GIVEN RECORDS:
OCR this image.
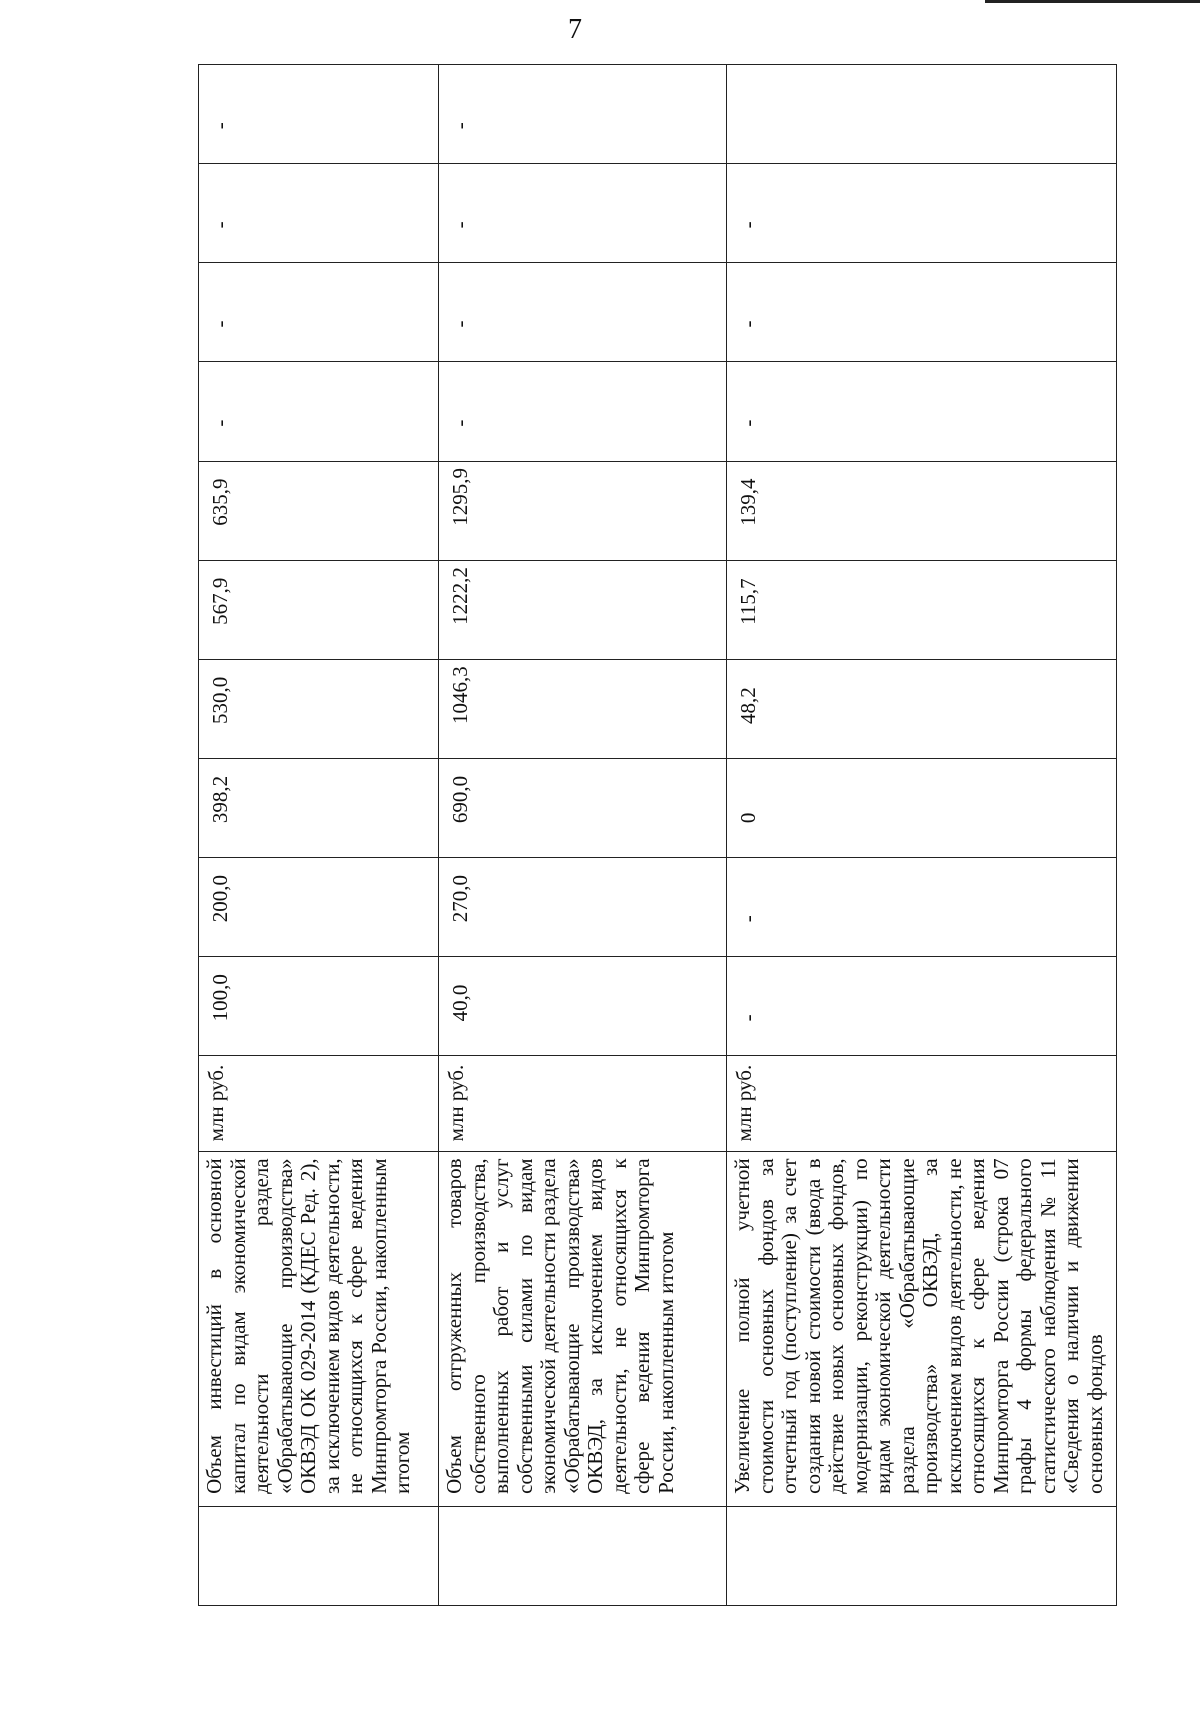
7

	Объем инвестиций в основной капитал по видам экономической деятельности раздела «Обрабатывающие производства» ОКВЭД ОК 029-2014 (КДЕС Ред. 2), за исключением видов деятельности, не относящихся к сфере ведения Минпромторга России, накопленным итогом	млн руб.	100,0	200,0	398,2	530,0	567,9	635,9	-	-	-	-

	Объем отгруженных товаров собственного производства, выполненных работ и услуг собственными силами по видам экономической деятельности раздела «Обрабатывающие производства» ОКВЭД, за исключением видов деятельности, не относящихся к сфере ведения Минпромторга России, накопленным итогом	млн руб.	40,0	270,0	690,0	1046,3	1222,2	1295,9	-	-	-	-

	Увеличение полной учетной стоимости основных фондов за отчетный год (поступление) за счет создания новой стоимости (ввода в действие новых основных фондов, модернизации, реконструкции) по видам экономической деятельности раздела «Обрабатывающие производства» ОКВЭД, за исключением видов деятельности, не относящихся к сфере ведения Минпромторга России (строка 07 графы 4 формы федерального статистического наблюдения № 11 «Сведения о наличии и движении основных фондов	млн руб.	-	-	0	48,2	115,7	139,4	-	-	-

EXERCISE DESCRIPTION: Please set down each line of the data above exactly as written, without the pictures.

RESULT FOR THIS EXERCISE:
OCR this image.
7

	Объем инвестиций в основной капитал по видам экономической деятельности раздела «Обрабатывающие производства» ОКВЭД ОК 029-2014 (КДЕС Ред. 2), за исключением видов деятельности, не относящихся к сфере ведения Минпромторга России, накопленным итогом	млн руб.	100,0	200,0	398,2	530,0	567,9	635,9	-	-	-	-

	Объем отгруженных товаров собственного производства, выполненных работ и услуг собственными силами по видам экономической деятельности раздела «Обрабатывающие производства» ОКВЭД, за исключением видов деятельности, не относящихся к сфере ведения Минпромторга России, накопленным итогом	млн руб.	40,0	270,0	690,0	1046,3	1222,2	1295,9	-	-	-	-

	Увеличение полной учетной стоимости основных фондов за отчетный год (поступление) за счет создания новой стоимости (ввода в действие новых основных фондов, модернизации, реконструкции) по видам экономической деятельности раздела «Обрабатывающие производства» ОКВЭД, за исключением видов деятельности, не относящихся к сфере ведения Минпромторга России (строка 07 графы 4 формы федерального статистического наблюдения № 11 «Сведения о наличии и движении основных фондов	млн руб.	-	-	0	48,2	115,7	139,4	-	-	-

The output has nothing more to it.